EXERCISE TASK. Give the count of lines in the data that include the string "panel", with no added remarks.
::: SUPPLIED RECORDS
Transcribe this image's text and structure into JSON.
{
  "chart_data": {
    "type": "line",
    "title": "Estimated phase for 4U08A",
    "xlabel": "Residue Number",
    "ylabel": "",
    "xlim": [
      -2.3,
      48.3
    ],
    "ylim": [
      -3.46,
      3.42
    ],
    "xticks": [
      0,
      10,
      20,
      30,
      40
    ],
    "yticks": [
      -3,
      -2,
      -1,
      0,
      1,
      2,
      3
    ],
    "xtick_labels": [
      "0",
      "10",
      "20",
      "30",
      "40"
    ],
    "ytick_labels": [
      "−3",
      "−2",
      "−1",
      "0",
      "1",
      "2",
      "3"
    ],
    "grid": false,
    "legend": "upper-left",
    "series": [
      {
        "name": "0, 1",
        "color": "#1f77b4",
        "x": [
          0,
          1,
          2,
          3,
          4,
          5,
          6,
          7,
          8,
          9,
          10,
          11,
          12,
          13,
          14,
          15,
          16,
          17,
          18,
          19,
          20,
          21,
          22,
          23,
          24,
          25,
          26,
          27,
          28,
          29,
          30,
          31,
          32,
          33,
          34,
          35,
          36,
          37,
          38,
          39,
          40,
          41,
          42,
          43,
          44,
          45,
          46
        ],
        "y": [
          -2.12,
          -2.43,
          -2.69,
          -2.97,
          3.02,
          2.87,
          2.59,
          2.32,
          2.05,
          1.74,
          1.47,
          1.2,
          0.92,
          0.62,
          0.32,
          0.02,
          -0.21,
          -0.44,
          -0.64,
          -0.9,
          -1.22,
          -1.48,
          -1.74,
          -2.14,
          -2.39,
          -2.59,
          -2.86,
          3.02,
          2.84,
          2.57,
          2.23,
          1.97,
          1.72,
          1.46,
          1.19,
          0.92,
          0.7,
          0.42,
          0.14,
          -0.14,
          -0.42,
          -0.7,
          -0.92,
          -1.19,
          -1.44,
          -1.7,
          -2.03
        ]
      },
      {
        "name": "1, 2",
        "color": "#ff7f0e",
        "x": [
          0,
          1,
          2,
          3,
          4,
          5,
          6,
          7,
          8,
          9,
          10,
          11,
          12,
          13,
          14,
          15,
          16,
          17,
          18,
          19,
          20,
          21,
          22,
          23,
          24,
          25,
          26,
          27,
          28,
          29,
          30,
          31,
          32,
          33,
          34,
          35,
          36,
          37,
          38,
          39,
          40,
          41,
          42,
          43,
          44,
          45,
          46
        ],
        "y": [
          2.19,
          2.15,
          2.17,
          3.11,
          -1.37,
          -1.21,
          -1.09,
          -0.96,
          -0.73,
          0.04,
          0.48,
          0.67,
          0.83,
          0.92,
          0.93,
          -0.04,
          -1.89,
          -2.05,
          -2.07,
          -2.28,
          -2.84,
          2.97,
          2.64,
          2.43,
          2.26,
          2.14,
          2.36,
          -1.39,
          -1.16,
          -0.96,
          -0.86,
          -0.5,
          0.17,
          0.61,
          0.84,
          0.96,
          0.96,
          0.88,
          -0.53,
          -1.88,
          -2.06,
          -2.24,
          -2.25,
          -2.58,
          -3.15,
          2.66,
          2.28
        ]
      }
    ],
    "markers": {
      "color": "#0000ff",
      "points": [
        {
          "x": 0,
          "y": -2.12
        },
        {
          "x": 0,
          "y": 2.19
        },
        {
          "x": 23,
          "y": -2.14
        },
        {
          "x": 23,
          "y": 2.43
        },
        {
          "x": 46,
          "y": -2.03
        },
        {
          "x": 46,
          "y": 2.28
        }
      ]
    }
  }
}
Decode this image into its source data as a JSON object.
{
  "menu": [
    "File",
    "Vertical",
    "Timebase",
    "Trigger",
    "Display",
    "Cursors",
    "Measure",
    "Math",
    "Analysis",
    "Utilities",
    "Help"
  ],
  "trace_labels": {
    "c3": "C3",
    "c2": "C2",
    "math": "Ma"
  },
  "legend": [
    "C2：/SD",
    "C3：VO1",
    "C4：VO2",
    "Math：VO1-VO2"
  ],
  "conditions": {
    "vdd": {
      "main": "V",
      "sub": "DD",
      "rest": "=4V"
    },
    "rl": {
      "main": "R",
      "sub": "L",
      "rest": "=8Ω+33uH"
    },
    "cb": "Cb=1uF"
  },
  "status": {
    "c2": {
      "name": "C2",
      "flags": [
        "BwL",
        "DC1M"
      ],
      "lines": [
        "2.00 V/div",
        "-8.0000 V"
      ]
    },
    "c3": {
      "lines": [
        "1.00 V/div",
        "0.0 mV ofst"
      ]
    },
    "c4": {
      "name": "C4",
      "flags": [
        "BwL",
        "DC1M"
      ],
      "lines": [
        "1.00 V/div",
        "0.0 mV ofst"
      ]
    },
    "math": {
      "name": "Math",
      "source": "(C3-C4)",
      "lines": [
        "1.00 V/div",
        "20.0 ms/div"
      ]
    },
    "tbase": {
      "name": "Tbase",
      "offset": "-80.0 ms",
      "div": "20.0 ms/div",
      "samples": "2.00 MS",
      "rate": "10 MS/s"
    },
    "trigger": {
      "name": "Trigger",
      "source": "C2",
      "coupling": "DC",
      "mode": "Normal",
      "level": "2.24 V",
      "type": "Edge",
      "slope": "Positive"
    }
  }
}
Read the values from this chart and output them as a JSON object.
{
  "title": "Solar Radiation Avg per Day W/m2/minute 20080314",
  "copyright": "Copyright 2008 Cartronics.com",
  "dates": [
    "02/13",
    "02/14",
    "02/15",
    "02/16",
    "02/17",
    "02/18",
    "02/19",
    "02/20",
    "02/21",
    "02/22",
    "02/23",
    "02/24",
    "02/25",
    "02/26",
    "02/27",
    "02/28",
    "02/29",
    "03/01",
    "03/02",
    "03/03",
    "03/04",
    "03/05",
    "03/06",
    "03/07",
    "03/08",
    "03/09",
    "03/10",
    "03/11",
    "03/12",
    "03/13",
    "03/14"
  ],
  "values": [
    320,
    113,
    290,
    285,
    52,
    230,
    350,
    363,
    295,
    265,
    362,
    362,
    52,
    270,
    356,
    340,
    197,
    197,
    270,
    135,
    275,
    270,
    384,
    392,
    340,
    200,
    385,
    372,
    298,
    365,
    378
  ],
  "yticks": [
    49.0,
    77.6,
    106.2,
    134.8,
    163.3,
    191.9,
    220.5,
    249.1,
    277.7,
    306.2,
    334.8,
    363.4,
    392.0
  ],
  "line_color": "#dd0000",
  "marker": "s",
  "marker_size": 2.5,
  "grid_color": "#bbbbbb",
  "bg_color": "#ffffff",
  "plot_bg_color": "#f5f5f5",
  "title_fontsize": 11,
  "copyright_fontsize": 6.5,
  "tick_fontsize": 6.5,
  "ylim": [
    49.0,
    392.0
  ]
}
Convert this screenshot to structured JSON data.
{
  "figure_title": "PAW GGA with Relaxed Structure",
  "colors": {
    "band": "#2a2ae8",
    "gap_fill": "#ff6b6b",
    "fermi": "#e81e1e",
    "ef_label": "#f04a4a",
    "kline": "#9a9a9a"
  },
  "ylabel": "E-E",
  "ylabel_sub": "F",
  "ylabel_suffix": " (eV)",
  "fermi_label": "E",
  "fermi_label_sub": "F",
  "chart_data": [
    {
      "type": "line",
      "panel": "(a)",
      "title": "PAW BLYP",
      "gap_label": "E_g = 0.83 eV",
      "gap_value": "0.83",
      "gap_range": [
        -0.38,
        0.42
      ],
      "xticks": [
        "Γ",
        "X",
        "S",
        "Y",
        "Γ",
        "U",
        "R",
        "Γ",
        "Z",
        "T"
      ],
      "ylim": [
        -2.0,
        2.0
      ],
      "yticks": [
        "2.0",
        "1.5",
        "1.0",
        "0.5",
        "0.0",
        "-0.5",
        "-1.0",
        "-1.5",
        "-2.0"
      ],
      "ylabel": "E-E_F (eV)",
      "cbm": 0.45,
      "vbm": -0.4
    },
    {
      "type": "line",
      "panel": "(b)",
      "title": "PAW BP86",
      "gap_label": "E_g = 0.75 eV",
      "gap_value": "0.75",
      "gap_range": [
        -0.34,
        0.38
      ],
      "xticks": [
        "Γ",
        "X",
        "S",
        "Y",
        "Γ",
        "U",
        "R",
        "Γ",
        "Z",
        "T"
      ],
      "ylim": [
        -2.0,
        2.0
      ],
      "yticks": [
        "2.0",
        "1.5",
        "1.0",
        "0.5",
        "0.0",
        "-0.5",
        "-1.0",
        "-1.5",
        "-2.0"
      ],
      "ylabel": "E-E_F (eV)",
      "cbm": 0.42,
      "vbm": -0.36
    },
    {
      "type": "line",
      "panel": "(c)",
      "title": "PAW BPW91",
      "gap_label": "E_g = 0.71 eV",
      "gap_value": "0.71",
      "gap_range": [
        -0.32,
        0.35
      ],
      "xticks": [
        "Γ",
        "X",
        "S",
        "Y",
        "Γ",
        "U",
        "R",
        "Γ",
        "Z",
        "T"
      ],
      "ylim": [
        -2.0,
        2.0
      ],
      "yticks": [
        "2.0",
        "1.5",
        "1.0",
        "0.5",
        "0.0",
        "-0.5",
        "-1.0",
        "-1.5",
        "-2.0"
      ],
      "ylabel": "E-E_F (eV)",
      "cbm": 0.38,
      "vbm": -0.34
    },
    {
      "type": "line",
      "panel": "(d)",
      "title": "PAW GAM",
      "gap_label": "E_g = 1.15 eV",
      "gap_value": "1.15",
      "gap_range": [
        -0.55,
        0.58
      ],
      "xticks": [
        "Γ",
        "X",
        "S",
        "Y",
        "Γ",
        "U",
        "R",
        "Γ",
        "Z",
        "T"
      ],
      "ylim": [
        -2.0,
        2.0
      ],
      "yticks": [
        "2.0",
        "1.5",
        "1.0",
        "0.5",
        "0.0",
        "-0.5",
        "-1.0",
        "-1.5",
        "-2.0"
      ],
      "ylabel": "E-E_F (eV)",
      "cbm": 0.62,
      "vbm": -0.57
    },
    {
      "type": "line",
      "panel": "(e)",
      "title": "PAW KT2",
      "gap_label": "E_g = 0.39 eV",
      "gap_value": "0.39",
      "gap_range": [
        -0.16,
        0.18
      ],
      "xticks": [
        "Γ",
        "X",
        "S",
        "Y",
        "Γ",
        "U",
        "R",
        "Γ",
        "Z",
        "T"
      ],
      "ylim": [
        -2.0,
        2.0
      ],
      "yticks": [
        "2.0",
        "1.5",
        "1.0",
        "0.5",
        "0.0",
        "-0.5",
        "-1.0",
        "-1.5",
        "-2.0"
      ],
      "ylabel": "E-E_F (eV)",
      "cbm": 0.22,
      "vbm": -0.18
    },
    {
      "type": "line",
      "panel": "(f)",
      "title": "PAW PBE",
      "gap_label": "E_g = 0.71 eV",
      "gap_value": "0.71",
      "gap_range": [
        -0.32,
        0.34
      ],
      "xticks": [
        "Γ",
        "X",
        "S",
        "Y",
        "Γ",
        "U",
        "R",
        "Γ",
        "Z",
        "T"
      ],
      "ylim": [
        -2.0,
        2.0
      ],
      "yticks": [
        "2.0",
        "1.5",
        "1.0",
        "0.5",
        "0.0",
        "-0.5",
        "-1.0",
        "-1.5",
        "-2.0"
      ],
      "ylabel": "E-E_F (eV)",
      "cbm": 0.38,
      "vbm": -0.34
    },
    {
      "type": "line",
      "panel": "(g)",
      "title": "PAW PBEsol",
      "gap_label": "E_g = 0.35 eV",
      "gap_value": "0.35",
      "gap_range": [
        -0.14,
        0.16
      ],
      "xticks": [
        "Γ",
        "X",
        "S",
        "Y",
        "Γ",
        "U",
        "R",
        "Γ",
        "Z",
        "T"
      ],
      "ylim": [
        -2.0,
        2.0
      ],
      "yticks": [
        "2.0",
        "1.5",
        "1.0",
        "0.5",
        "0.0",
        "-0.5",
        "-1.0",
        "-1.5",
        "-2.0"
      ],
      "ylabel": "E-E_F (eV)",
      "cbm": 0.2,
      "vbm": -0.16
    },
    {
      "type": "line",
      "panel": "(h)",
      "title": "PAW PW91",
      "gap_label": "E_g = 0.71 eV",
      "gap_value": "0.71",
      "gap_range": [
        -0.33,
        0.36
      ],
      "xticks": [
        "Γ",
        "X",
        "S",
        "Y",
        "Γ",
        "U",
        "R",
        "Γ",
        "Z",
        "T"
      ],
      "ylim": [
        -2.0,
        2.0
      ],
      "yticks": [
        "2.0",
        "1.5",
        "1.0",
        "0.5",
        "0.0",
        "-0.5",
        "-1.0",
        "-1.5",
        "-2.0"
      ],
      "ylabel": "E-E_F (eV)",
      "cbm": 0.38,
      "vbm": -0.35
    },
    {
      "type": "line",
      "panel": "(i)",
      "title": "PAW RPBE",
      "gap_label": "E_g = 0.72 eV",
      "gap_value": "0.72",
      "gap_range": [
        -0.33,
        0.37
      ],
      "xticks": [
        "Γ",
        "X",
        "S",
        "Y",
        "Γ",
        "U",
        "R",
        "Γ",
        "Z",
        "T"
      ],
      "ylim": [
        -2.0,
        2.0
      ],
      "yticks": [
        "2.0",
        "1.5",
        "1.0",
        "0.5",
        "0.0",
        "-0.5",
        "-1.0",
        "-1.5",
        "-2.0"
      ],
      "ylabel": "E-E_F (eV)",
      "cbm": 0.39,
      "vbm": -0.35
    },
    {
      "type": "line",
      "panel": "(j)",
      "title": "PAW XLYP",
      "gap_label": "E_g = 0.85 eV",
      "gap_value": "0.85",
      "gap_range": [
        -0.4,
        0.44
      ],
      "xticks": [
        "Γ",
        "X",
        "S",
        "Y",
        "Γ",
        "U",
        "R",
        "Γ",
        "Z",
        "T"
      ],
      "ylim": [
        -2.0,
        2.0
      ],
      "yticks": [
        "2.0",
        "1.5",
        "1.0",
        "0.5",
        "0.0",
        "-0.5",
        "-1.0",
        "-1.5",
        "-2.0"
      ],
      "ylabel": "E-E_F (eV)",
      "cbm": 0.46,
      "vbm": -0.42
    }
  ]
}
::::::
SOLUTION. 10